SHORT TASK. Filter the records below and copy every line containing the word "this".

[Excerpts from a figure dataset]
- - -

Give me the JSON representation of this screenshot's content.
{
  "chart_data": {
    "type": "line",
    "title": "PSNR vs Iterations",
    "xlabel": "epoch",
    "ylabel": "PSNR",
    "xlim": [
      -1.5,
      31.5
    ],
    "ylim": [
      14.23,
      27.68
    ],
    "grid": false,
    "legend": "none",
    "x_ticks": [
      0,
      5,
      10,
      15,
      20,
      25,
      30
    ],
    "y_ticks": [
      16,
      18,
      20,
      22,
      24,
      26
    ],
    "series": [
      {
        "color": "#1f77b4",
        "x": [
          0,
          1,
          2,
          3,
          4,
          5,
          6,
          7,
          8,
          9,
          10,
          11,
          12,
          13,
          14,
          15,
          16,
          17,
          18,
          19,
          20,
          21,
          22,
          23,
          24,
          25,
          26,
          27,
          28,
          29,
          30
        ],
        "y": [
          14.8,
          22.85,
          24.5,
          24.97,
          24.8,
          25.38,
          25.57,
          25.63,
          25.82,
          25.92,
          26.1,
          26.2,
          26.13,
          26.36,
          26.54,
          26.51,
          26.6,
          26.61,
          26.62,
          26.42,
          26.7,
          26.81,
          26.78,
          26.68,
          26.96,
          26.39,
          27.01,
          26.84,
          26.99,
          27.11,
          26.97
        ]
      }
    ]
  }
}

- - -

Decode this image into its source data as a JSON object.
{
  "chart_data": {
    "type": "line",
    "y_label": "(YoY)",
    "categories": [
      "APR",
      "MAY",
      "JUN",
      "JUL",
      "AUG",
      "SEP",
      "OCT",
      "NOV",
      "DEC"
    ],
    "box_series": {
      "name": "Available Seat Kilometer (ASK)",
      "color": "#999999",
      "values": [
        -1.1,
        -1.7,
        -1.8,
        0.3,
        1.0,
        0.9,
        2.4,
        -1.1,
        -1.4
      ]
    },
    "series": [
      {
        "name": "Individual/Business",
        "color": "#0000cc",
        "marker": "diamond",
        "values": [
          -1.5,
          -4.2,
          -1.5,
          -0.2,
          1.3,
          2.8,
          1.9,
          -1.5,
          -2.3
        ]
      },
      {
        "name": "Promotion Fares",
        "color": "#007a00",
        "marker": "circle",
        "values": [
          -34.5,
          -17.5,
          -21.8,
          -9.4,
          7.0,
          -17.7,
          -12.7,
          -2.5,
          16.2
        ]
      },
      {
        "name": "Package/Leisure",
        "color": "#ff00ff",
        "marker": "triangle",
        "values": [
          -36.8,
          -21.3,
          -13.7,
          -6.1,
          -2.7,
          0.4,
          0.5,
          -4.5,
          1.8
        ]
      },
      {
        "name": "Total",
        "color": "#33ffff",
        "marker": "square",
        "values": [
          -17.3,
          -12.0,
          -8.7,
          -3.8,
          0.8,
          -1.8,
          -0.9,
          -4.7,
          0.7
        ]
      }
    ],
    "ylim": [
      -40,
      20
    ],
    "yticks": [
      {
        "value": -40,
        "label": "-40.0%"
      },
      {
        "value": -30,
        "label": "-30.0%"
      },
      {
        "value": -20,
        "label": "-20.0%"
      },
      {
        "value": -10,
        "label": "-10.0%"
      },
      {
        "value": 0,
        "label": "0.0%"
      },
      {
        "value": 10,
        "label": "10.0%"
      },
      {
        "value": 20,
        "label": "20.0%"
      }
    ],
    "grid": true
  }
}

- - -

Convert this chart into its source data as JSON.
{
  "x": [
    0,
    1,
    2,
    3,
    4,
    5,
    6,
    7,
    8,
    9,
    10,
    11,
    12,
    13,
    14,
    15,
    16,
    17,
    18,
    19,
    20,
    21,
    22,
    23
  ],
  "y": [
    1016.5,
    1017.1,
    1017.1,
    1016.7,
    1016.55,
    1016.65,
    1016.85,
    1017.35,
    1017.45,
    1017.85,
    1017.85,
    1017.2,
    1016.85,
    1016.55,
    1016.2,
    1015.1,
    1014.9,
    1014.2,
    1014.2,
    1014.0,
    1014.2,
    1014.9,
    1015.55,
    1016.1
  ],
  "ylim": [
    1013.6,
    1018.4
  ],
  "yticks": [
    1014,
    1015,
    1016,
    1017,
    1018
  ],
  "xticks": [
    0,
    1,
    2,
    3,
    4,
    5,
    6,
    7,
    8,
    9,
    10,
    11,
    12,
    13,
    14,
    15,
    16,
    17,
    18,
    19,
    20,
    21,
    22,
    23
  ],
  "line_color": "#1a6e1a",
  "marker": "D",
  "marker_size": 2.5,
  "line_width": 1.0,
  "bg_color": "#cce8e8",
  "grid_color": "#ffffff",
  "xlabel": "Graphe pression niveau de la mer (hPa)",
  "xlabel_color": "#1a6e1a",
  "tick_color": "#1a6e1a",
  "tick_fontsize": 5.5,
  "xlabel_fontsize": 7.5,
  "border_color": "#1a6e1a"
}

- - -

RESULT.
Give me the JSON representation of this screenshot's content.
Decode this image into its source data as a JSON object.
Convert this chart into its source data as JSON.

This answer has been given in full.